▸ TASK INSTRUCTIONS
Scan the listing and work out how many lines contain the word "JSON". Nothing but the number should be given.

▸ INFORMATION GIVEN
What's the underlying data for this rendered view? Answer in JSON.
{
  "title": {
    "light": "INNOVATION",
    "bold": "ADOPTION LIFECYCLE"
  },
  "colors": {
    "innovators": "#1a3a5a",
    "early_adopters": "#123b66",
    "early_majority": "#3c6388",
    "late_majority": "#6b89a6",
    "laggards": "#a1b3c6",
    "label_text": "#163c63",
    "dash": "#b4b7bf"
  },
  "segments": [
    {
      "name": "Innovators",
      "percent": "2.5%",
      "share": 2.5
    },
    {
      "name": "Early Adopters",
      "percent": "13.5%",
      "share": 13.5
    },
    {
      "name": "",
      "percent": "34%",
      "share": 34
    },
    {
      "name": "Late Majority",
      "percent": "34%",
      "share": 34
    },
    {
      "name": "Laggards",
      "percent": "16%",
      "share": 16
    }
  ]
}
---
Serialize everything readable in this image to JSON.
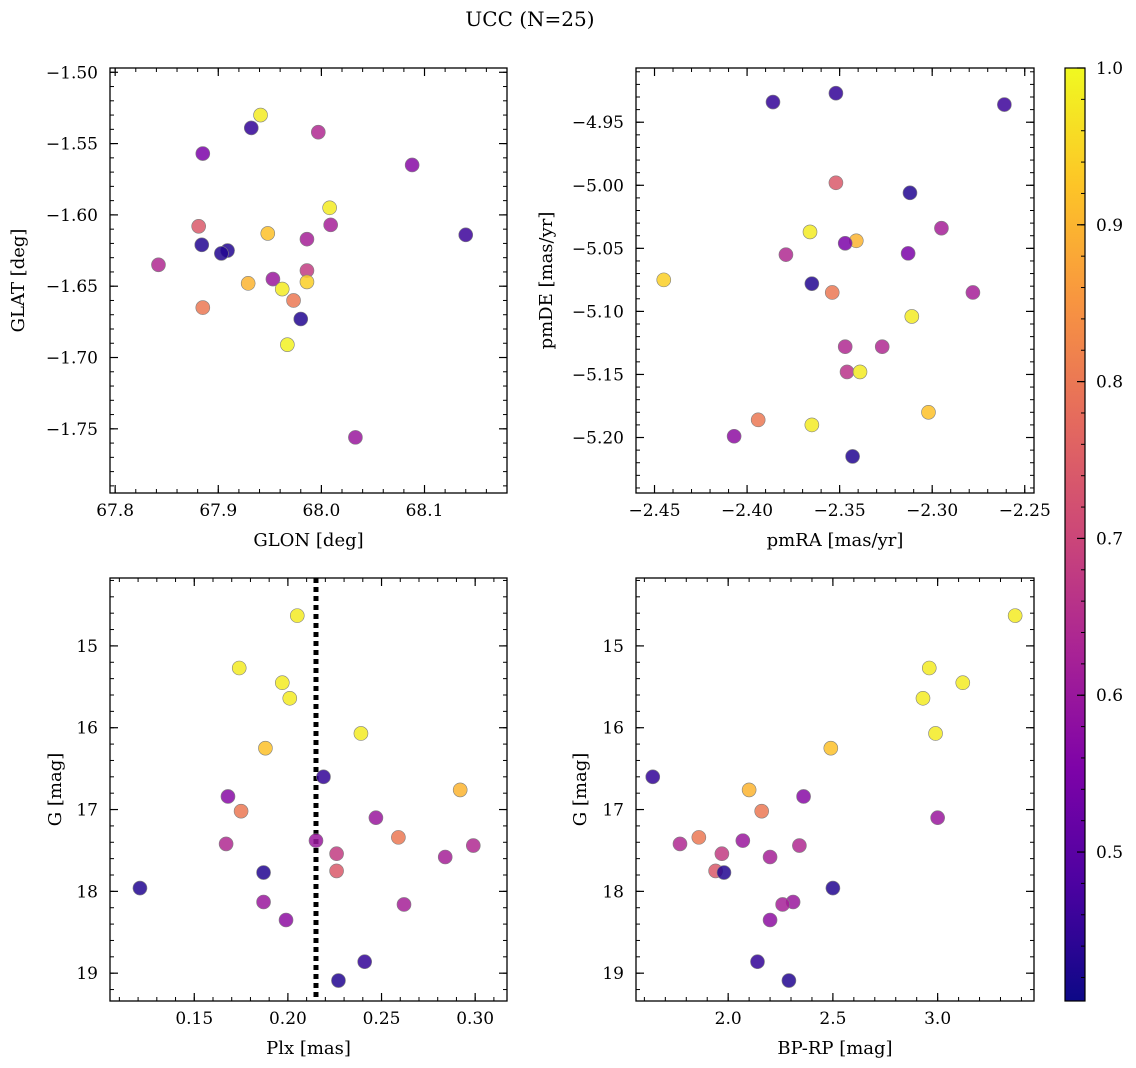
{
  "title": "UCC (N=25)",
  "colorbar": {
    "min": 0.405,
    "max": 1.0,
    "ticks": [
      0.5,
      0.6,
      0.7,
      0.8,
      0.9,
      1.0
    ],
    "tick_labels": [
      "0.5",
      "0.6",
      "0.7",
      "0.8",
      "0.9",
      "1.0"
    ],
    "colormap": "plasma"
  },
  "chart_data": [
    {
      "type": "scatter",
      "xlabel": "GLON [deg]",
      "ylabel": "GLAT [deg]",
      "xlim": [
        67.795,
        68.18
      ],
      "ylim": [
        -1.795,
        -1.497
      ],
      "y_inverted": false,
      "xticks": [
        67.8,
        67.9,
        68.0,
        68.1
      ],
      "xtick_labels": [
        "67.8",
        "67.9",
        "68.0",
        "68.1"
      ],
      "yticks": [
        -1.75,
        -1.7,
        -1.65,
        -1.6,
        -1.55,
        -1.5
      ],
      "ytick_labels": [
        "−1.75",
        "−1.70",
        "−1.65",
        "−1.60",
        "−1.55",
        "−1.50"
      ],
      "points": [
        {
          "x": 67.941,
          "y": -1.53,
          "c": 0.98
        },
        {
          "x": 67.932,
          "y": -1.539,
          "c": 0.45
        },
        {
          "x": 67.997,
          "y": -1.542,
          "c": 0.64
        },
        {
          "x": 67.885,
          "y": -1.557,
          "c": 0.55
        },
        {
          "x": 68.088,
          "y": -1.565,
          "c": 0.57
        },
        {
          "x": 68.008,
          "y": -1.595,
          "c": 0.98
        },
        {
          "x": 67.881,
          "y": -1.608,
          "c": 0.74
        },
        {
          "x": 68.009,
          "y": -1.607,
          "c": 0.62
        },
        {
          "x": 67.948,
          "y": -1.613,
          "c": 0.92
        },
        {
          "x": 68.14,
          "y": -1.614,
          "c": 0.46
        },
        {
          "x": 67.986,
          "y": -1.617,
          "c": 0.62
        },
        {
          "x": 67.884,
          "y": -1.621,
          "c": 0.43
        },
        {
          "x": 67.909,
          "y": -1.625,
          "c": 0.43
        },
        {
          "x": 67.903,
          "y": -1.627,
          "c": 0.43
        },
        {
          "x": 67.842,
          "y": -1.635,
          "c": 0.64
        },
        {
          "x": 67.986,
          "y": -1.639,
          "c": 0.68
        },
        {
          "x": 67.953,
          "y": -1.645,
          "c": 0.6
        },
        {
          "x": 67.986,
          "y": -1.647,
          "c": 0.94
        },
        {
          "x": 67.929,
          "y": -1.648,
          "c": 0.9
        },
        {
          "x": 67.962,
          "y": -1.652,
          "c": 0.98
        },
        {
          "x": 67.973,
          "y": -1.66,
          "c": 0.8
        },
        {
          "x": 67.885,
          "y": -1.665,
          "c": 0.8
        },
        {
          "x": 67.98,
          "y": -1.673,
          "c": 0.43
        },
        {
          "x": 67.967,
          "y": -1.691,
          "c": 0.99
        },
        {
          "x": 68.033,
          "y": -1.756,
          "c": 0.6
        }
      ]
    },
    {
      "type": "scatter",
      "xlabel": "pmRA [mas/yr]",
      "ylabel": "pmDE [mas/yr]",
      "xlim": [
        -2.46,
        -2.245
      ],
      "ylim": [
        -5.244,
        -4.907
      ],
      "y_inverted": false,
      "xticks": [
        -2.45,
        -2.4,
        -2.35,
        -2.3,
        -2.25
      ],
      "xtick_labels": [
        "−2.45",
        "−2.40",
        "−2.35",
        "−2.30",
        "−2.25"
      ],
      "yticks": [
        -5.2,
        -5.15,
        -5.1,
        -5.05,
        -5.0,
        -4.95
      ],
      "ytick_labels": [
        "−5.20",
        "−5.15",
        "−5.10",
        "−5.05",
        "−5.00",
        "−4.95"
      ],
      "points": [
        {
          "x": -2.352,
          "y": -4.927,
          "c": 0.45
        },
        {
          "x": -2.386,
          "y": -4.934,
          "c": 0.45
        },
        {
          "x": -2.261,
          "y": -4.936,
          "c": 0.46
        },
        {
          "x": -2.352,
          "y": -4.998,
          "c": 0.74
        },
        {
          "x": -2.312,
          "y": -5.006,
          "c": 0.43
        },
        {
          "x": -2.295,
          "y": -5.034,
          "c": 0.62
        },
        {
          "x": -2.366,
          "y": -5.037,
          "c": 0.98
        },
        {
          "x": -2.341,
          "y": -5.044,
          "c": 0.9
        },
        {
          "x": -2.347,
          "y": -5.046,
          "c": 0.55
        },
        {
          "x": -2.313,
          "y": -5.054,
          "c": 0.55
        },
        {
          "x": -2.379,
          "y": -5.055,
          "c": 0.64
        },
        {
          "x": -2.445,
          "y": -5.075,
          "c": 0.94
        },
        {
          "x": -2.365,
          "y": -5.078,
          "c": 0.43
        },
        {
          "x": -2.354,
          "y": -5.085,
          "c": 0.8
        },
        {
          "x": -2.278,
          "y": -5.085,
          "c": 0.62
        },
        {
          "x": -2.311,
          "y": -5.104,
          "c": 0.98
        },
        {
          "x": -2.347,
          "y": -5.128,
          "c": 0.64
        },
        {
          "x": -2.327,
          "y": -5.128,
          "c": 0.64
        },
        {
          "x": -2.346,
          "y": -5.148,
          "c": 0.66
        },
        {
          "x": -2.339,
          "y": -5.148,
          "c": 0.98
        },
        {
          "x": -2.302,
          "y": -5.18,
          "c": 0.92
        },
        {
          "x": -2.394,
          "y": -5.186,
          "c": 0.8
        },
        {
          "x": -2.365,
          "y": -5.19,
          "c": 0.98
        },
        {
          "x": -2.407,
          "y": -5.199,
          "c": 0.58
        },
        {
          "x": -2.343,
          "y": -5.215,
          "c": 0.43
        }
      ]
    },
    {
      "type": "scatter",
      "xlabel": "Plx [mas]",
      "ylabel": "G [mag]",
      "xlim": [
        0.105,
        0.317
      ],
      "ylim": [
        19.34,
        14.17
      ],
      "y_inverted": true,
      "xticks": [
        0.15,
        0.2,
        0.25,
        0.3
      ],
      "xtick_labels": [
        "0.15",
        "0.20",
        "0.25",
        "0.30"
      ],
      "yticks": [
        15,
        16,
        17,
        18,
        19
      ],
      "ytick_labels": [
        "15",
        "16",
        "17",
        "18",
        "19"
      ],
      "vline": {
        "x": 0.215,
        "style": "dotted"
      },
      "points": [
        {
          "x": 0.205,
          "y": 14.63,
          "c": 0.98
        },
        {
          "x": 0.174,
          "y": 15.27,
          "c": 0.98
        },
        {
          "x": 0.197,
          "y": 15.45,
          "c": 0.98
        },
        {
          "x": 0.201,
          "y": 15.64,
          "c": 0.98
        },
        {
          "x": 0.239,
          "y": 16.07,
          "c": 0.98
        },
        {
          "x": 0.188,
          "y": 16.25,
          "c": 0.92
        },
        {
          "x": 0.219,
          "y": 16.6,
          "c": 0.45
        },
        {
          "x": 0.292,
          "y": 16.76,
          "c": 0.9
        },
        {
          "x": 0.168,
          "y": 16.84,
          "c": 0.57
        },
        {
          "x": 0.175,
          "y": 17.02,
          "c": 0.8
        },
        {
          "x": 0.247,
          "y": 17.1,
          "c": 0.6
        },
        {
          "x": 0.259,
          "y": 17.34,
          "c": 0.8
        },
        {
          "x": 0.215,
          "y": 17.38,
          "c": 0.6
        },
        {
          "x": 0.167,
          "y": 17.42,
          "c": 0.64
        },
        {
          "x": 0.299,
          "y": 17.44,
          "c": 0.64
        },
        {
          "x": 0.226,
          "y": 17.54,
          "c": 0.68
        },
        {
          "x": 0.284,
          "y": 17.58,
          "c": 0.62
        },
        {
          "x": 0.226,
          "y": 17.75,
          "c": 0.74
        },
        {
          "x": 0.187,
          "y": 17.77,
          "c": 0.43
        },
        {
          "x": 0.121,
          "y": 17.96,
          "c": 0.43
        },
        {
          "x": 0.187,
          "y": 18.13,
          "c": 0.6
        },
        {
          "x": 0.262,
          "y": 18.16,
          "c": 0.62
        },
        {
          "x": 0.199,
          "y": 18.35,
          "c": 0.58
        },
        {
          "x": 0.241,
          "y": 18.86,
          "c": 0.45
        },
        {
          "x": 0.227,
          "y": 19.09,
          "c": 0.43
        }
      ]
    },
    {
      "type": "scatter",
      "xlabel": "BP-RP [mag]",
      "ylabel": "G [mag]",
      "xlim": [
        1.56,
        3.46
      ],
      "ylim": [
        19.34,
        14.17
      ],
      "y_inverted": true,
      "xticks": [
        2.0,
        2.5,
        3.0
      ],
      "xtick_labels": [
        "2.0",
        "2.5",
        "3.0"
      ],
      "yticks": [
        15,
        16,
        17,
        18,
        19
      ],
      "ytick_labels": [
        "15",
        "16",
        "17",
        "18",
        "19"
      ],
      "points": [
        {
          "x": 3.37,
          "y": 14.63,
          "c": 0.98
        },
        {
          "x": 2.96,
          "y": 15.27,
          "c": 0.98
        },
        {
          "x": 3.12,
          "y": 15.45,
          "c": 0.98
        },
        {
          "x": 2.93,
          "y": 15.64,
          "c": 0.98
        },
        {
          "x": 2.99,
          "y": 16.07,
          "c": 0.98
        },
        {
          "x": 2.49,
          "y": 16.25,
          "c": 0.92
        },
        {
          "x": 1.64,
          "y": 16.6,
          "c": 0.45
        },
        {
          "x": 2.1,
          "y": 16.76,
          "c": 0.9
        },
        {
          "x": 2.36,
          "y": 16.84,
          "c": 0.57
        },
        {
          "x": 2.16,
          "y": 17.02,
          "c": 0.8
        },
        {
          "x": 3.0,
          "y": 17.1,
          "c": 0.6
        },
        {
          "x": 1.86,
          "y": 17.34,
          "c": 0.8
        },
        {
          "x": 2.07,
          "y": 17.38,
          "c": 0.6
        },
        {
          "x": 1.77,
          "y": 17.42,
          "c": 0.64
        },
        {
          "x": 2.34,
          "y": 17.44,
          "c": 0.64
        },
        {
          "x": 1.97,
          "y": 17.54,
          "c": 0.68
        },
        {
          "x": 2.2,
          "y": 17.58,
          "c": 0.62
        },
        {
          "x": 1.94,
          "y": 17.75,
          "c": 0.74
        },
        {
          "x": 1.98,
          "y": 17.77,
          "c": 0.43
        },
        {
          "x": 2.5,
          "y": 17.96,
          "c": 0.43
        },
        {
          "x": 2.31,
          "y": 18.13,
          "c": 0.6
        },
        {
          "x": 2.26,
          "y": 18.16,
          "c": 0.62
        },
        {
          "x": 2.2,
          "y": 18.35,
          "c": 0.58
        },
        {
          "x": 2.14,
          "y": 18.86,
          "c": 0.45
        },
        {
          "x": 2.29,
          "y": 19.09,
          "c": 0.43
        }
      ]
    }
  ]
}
---
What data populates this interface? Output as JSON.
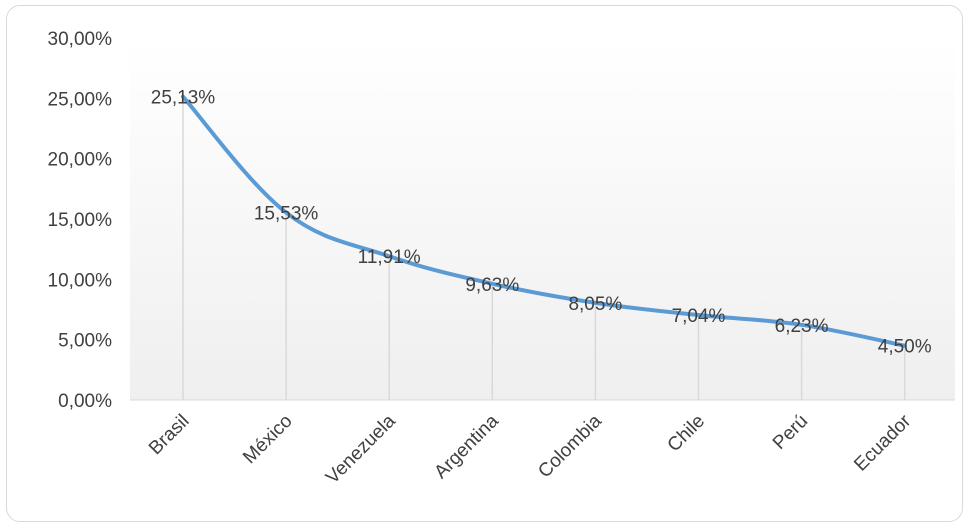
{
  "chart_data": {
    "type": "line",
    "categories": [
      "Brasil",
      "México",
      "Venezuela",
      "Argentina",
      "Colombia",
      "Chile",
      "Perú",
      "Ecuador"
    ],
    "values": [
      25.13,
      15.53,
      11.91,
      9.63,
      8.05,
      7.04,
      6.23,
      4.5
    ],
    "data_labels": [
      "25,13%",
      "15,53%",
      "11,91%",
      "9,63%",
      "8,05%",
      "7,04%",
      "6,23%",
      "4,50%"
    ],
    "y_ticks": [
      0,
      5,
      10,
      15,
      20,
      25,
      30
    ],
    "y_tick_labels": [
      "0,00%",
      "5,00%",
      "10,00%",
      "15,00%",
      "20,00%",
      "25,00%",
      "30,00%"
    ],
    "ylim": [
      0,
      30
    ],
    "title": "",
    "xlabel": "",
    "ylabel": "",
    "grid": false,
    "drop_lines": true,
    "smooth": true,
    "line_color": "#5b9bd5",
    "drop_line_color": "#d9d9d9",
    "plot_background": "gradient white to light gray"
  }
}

▸ REPLY TO THE EXERCISE
3